• **Passage**
▼
Koch worked as a Research Associate in the United States Antarctic Program from 2004 to 2007, spending three-and-a-half years traveling the Arctic and Antarctic regions.She completed a winter-over season at the Amundsen–Scott South Pole Station where she experienced minus-111 degree Fahrenheit (-79.4 C) temperatures. She completed an additional season at Palmer Station. While in Antarctica, Koch served as a member of the Firefighting Teams and Ocean/Glacier Search and Rescue Teams. She has described her time in the South Pole as challenging mentally and physically: "[This] means going months without seeing the sun, with the same crew, and without shipments of mail or fresh food. The isolation, absence of family and friends, and lack of new sensory inputs are all conditions that you must find a strategy to thrive within."
From 2007 to 2009, Koch worked as an Electrical Engineer in the Space Department of the Applied Physics Laboratory at Johns Hopkins University focusing on space science instrument development.She contributed to instruments studying radiation particles for NASA missions, including the Juno and Van Allen Probes. The following year, Koch completed tours of Palmer Station in Antarctica and multiple winter seasons at Summit Station in Greenland. In 2012, she worked at the National Oceanic and Atmospheric Administration (NOAA) in two capacities: first as a Field Engineer at NOAA's Global Monitoring Division Baseline Observatory in Barrow Alaska, and then as Station Chief of the American Samoa Observatory.
Koch graduated from the NASA Academy program at GSFC in 2001. She worked as an Electrical Engineer in the Laboratory for High Energy Astrophysics at GSFC from 2002 to 2004.
▲
Print the passage about Koch's career word for word, between "Koch graduated from" and "2002 to 2004.", inclusive. The records below the text have nothing to do with it.

• **Listed records**
▼
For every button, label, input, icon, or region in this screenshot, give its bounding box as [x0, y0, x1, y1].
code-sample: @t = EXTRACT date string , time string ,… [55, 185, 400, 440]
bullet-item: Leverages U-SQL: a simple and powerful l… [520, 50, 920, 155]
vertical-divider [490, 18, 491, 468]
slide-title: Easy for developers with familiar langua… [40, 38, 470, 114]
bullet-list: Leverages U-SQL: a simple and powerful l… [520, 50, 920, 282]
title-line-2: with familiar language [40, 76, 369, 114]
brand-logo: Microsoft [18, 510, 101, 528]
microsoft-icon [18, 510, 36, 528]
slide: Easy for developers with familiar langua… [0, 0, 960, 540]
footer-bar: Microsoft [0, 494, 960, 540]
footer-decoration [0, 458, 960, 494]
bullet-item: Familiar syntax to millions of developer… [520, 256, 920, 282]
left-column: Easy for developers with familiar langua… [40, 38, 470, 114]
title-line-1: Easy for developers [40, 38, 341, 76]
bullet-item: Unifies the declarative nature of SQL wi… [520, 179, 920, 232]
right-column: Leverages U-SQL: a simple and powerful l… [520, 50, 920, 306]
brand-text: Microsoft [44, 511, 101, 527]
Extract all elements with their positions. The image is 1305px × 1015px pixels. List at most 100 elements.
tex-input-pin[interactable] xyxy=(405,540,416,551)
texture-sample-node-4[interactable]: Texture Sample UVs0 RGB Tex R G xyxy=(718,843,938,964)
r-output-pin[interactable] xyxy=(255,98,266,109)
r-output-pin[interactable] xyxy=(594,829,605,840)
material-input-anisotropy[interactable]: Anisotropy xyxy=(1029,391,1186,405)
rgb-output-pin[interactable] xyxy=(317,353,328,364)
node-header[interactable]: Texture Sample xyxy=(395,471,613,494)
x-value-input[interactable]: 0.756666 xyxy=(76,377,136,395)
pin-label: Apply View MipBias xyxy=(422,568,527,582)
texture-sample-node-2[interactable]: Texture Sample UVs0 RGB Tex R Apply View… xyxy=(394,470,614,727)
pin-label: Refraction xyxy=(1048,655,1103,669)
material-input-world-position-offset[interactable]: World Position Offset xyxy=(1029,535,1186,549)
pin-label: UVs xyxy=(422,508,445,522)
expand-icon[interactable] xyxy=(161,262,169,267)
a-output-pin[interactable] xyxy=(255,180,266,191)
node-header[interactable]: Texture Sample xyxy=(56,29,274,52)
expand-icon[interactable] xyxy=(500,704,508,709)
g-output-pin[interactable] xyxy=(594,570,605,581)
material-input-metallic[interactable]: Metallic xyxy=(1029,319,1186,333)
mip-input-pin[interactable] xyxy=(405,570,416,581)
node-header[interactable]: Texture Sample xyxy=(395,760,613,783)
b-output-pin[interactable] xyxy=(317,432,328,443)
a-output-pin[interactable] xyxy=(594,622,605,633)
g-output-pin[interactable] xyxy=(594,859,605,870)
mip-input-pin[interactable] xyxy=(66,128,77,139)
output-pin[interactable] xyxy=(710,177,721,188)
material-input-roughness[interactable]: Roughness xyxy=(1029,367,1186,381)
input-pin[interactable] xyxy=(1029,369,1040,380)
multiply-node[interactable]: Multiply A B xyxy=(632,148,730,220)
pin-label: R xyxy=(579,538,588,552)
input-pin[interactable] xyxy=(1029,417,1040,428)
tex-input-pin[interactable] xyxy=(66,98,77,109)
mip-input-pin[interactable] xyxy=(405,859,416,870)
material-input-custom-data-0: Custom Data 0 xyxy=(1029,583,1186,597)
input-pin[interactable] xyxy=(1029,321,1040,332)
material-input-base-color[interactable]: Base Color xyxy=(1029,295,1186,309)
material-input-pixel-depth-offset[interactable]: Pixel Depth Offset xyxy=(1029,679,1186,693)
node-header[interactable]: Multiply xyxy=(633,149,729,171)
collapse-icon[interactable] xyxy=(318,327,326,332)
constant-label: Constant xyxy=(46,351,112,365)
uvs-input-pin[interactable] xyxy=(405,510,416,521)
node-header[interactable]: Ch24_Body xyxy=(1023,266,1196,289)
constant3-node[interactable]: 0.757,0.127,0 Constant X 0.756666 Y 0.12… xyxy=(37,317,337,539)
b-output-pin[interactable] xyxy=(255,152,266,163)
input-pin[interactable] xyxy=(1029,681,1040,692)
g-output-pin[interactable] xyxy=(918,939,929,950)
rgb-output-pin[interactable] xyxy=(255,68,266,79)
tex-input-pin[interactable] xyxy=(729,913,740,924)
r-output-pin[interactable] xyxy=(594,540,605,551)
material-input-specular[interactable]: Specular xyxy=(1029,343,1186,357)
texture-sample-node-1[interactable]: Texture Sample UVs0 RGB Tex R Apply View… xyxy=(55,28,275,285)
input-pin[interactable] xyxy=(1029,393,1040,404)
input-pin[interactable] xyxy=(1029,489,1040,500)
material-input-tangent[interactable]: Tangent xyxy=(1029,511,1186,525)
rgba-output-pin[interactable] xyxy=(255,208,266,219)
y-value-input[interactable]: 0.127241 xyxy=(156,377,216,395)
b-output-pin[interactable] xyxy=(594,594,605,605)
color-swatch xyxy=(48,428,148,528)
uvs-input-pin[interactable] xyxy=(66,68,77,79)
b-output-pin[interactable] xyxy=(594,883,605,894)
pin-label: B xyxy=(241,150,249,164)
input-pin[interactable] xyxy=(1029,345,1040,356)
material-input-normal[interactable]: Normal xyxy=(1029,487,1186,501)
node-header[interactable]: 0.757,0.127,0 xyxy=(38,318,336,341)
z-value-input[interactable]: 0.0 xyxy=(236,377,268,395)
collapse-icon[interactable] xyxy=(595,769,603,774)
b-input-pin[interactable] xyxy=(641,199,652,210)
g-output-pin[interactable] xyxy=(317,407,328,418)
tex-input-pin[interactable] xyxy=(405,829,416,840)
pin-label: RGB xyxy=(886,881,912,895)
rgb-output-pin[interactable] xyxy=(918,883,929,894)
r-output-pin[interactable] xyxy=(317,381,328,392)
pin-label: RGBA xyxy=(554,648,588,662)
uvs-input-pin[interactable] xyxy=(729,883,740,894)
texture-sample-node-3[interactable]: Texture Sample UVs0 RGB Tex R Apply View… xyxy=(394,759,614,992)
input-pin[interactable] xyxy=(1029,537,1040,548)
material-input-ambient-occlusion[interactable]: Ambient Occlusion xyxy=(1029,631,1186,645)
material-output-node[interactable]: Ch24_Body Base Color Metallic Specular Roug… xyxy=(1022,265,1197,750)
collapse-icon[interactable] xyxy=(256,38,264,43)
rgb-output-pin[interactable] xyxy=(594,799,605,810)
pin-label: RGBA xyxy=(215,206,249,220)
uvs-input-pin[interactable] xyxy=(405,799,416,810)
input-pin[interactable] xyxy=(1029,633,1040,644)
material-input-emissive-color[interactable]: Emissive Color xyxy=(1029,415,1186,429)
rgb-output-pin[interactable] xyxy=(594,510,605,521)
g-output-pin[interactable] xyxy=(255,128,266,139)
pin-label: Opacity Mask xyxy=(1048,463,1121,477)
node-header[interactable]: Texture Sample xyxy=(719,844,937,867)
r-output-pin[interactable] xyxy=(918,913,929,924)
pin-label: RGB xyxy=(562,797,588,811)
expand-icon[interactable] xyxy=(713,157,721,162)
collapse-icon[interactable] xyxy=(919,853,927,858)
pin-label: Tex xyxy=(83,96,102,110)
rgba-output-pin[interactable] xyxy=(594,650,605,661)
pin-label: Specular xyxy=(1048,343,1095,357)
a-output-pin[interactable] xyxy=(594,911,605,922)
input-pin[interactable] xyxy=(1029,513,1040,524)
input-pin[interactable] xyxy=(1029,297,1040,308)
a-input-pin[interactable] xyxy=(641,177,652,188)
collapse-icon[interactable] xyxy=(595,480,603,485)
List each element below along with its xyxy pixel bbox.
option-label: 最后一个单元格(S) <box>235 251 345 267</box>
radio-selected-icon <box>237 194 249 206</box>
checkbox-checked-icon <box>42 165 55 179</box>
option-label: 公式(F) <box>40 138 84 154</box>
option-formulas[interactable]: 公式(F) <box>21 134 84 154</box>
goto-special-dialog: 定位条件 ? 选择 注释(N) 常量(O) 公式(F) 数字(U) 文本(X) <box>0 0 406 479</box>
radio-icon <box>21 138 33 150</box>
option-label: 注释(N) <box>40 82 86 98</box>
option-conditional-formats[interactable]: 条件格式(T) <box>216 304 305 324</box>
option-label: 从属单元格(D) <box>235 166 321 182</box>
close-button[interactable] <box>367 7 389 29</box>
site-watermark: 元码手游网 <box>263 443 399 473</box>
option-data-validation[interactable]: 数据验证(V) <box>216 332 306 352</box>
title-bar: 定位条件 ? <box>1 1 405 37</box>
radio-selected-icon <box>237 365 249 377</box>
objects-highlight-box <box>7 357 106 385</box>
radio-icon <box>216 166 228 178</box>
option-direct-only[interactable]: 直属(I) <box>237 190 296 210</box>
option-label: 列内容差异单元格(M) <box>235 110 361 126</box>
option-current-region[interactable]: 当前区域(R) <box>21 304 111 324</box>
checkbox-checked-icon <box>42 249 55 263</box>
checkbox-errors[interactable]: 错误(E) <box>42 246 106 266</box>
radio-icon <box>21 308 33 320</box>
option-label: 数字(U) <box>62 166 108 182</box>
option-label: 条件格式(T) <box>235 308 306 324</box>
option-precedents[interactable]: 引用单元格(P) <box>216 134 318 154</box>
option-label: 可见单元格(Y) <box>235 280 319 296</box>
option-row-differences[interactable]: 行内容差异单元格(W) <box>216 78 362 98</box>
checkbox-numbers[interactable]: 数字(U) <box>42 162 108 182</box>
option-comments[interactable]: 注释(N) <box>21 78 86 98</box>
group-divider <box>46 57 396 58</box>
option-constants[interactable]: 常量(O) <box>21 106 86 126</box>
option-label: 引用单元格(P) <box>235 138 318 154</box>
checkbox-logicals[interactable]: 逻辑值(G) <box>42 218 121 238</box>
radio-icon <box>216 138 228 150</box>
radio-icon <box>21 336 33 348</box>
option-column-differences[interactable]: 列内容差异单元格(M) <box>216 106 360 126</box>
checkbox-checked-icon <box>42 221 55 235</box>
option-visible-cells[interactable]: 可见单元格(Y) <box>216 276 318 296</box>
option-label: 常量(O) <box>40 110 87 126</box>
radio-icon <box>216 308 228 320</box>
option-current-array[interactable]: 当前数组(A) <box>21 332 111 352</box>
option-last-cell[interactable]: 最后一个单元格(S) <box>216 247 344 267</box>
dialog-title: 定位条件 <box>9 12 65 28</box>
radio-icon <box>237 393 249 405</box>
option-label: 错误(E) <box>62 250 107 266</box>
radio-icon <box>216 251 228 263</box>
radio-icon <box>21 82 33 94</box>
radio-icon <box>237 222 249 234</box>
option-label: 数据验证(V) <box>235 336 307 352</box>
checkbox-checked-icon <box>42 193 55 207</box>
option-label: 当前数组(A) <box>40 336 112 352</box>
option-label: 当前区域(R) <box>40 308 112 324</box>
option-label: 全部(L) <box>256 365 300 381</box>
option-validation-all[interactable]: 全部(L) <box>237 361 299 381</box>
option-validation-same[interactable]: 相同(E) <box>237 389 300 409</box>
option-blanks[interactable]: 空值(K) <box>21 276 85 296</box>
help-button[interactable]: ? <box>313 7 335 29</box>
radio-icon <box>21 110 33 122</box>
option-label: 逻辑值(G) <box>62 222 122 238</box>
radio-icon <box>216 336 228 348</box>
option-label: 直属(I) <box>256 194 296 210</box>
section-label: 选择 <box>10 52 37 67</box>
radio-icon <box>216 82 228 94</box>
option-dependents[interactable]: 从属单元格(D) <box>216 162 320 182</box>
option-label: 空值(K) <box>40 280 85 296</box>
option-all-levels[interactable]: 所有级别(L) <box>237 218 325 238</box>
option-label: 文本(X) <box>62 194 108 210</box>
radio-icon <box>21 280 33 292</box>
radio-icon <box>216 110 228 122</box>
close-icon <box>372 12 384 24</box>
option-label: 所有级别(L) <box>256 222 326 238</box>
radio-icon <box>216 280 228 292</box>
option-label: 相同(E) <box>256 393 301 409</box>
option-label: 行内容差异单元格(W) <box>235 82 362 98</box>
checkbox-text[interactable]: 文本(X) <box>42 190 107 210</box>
▲
• **Solution for this problem**
Koch graduated from the NASA Academy program at GSFC in 2001. She worked as an Electrical Engineer in the Laboratory for High Energy Astrophysics at GSFC from 2002 to 2004.